- **Record extracts**
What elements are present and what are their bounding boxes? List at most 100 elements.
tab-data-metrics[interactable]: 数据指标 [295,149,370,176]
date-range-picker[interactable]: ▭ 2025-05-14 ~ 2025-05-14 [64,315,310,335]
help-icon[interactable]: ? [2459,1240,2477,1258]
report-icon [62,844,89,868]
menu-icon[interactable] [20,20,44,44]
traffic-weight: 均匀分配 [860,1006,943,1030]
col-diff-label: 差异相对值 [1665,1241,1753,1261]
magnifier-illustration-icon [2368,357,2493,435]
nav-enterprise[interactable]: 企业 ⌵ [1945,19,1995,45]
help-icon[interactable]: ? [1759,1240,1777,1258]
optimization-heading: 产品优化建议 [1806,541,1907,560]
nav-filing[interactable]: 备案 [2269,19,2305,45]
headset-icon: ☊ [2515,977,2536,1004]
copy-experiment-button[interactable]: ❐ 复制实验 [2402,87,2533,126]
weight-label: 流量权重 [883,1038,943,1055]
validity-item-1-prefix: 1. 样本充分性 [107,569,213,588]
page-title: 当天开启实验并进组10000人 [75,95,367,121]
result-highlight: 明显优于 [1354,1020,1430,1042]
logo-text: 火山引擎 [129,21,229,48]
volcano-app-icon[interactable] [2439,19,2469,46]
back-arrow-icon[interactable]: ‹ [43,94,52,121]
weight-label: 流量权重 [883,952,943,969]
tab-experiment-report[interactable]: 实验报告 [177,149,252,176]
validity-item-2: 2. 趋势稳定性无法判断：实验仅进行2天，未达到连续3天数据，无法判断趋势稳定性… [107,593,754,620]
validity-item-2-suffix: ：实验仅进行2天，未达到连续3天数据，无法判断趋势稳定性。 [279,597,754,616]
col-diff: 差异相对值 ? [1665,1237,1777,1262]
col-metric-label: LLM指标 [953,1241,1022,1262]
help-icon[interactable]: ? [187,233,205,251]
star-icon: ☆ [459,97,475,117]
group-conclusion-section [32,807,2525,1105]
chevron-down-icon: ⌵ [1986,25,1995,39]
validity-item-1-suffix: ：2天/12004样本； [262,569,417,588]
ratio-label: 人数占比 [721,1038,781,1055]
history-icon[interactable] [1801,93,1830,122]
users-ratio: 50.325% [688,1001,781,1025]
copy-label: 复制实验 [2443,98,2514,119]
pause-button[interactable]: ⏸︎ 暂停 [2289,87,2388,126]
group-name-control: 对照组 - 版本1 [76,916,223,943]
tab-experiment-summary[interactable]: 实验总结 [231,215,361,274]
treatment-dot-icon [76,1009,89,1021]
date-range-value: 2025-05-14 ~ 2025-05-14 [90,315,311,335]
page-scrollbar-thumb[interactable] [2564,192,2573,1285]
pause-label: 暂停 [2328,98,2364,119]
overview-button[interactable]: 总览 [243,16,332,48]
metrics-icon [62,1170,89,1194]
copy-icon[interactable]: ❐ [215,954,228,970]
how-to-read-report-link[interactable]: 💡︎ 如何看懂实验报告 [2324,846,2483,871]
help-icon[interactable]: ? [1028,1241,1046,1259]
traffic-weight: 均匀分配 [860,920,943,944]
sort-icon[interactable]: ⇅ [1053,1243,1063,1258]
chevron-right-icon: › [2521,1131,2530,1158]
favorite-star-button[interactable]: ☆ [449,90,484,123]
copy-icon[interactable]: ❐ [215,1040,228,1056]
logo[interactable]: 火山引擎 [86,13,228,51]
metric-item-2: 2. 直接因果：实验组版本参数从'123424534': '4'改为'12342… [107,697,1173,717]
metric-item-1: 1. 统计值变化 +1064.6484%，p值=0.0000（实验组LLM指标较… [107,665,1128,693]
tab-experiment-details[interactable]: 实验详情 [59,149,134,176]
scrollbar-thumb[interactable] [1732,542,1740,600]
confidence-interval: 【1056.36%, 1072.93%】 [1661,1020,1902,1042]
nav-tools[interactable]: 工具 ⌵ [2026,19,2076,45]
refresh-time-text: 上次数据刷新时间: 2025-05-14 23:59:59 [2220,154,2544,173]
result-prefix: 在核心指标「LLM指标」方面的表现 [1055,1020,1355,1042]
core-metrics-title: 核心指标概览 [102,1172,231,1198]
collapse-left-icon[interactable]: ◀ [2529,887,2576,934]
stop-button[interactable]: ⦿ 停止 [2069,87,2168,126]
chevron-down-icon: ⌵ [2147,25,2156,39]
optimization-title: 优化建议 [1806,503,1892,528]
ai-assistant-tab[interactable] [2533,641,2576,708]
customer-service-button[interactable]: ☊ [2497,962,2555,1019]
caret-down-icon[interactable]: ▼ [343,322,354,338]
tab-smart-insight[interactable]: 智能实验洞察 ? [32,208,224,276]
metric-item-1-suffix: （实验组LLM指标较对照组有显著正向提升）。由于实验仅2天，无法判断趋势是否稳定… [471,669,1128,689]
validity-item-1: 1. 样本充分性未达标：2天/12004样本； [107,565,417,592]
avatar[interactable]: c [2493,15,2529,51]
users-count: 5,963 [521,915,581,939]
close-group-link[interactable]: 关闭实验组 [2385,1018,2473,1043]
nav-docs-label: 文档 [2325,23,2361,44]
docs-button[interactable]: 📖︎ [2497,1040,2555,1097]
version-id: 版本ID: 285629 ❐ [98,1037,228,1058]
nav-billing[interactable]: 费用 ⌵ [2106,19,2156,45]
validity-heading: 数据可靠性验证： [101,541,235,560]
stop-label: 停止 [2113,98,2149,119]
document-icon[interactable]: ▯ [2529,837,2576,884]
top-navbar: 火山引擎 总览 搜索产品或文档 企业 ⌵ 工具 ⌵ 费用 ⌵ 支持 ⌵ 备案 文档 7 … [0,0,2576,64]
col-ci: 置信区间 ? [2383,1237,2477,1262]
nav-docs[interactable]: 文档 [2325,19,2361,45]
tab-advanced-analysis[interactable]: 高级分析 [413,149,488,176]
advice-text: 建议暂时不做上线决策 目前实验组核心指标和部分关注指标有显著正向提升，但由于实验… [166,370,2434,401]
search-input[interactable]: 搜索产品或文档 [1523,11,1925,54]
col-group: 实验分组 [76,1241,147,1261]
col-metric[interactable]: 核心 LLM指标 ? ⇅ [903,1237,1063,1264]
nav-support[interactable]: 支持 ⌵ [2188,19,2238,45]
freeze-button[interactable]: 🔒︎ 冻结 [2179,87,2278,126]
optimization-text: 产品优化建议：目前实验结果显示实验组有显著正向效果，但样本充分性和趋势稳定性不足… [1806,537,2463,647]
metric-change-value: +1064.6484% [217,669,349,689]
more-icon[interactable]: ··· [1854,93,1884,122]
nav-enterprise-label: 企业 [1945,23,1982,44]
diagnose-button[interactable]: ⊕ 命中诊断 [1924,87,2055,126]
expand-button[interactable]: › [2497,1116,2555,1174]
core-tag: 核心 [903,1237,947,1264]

- **Set exercise**
In the material above, switch every "help-icon" to "info-icon" and give the lines again with nothing else changed.

- **Response to the exercise**
What elements are present and what are their bounding boxes? List at most 100 elements.
tab-data-metrics[interactable]: 数据指标 [295,149,370,176]
date-range-picker[interactable]: ▭ 2025-05-14 ~ 2025-05-14 [64,315,310,335]
info-icon[interactable]: ? [2459,1240,2477,1258]
report-icon [62,844,89,868]
menu-icon[interactable] [20,20,44,44]
traffic-weight: 均匀分配 [860,1006,943,1030]
col-diff-label: 差异相对值 [1665,1241,1753,1261]
magnifier-illustration-icon [2368,357,2493,435]
nav-enterprise[interactable]: 企业 ⌵ [1945,19,1995,45]
info-icon[interactable]: ? [1759,1240,1777,1258]
optimization-heading: 产品优化建议 [1806,541,1907,560]
nav-filing[interactable]: 备案 [2269,19,2305,45]
headset-icon: ☊ [2515,977,2536,1004]
copy-experiment-button[interactable]: ❐ 复制实验 [2402,87,2533,126]
weight-label: 流量权重 [883,1038,943,1055]
validity-item-1-prefix: 1. 样本充分性 [107,569,213,588]
page-title: 当天开启实验并进组10000人 [75,95,367,121]
result-highlight: 明显优于 [1354,1020,1430,1042]
logo-text: 火山引擎 [129,21,229,48]
volcano-app-icon[interactable] [2439,19,2469,46]
back-arrow-icon[interactable]: ‹ [43,94,52,121]
weight-label: 流量权重 [883,952,943,969]
tab-experiment-report[interactable]: 实验报告 [177,149,252,176]
validity-item-2: 2. 趋势稳定性无法判断：实验仅进行2天，未达到连续3天数据，无法判断趋势稳定性… [107,593,754,620]
validity-item-2-suffix: ：实验仅进行2天，未达到连续3天数据，无法判断趋势稳定性。 [279,597,754,616]
col-diff: 差异相对值 ? [1665,1237,1777,1262]
col-metric-label: LLM指标 [953,1241,1022,1262]
info-icon[interactable]: ? [187,233,205,251]
star-icon: ☆ [459,97,475,117]
group-conclusion-section [32,807,2525,1105]
chevron-down-icon: ⌵ [1986,25,1995,39]
validity-item-1-suffix: ：2天/12004样本； [262,569,417,588]
ratio-label: 人数占比 [721,1038,781,1055]
history-icon[interactable] [1801,93,1830,122]
users-ratio: 50.325% [688,1001,781,1025]
copy-label: 复制实验 [2443,98,2514,119]
pause-button[interactable]: ⏸︎ 暂停 [2289,87,2388,126]
group-name-control: 对照组 - 版本1 [76,916,223,943]
tab-experiment-summary[interactable]: 实验总结 [231,215,361,274]
treatment-dot-icon [76,1009,89,1021]
date-range-value: 2025-05-14 ~ 2025-05-14 [90,315,311,335]
page-scrollbar-thumb[interactable] [2564,192,2573,1285]
pause-label: 暂停 [2328,98,2364,119]
overview-button[interactable]: 总览 [243,16,332,48]
metrics-icon [62,1170,89,1194]
copy-icon[interactable]: ❐ [215,954,228,970]
how-to-read-report-link[interactable]: 💡︎ 如何看懂实验报告 [2324,846,2483,871]
info-icon[interactable]: ? [1028,1241,1046,1259]
traffic-weight: 均匀分配 [860,920,943,944]
sort-icon[interactable]: ⇅ [1053,1243,1063,1258]
chevron-right-icon: › [2521,1131,2530,1158]
favorite-star-button[interactable]: ☆ [449,90,484,123]
copy-icon[interactable]: ❐ [215,1040,228,1056]
logo[interactable]: 火山引擎 [86,13,228,51]
metric-item-2: 2. 直接因果：实验组版本参数从'123424534': '4'改为'12342… [107,697,1173,717]
metric-item-1: 1. 统计值变化 +1064.6484%，p值=0.0000（实验组LLM指标较… [107,665,1128,693]
tab-experiment-details[interactable]: 实验详情 [59,149,134,176]
scrollbar-thumb[interactable] [1732,542,1740,600]
confidence-interval: 【1056.36%, 1072.93%】 [1661,1020,1902,1042]
nav-tools[interactable]: 工具 ⌵ [2026,19,2076,45]
refresh-time-text: 上次数据刷新时间: 2025-05-14 23:59:59 [2220,154,2544,173]
result-prefix: 在核心指标「LLM指标」方面的表现 [1055,1020,1355,1042]
core-metrics-title: 核心指标概览 [102,1172,231,1198]
collapse-left-icon[interactable]: ◀ [2529,887,2576,934]
stop-button[interactable]: ⦿ 停止 [2069,87,2168,126]
chevron-down-icon: ⌵ [2147,25,2156,39]
optimization-title: 优化建议 [1806,503,1892,528]
ai-assistant-tab[interactable] [2533,641,2576,708]
customer-service-button[interactable]: ☊ [2497,962,2555,1019]
caret-down-icon[interactable]: ▼ [343,322,354,338]
tab-smart-insight[interactable]: 智能实验洞察 ? [32,208,224,276]
metric-item-1-suffix: （实验组LLM指标较对照组有显著正向提升）。由于实验仅2天，无法判断趋势是否稳定… [471,669,1128,689]
validity-item-1: 1. 样本充分性未达标：2天/12004样本； [107,565,417,592]
avatar[interactable]: c [2493,15,2529,51]
users-count: 5,963 [521,915,581,939]
close-group-link[interactable]: 关闭实验组 [2385,1018,2473,1043]
nav-docs-label: 文档 [2325,23,2361,44]
docs-button[interactable]: 📖︎ [2497,1040,2555,1097]
version-id: 版本ID: 285629 ❐ [98,1037,228,1058]
nav-billing[interactable]: 费用 ⌵ [2106,19,2156,45]
validity-heading: 数据可靠性验证： [101,541,235,560]
stop-label: 停止 [2113,98,2149,119]
document-icon[interactable]: ▯ [2529,837,2576,884]
top-navbar: 火山引擎 总览 搜索产品或文档 企业 ⌵ 工具 ⌵ 费用 ⌵ 支持 ⌵ 备案 文档 7 … [0,0,2576,64]
col-ci: 置信区间 ? [2383,1237,2477,1262]
nav-docs[interactable]: 文档 [2325,19,2361,45]
tab-advanced-analysis[interactable]: 高级分析 [413,149,488,176]
advice-text: 建议暂时不做上线决策 目前实验组核心指标和部分关注指标有显著正向提升，但由于实验… [166,370,2434,401]
search-input[interactable]: 搜索产品或文档 [1523,11,1925,54]
col-group: 实验分组 [76,1241,147,1261]
col-metric[interactable]: 核心 LLM指标 ? ⇅ [903,1237,1063,1264]
nav-support[interactable]: 支持 ⌵ [2188,19,2238,45]
freeze-button[interactable]: 🔒︎ 冻结 [2179,87,2278,126]
optimization-text: 产品优化建议：目前实验结果显示实验组有显著正向效果，但样本充分性和趋势稳定性不足… [1806,537,2463,647]
metric-change-value: +1064.6484% [217,669,349,689]
more-icon[interactable]: ··· [1854,93,1884,122]
nav-enterprise-label: 企业 [1945,23,1982,44]
diagnose-button[interactable]: ⊕ 命中诊断 [1924,87,2055,126]
expand-button[interactable]: › [2497,1116,2555,1174]
core-tag: 核心 [903,1237,947,1264]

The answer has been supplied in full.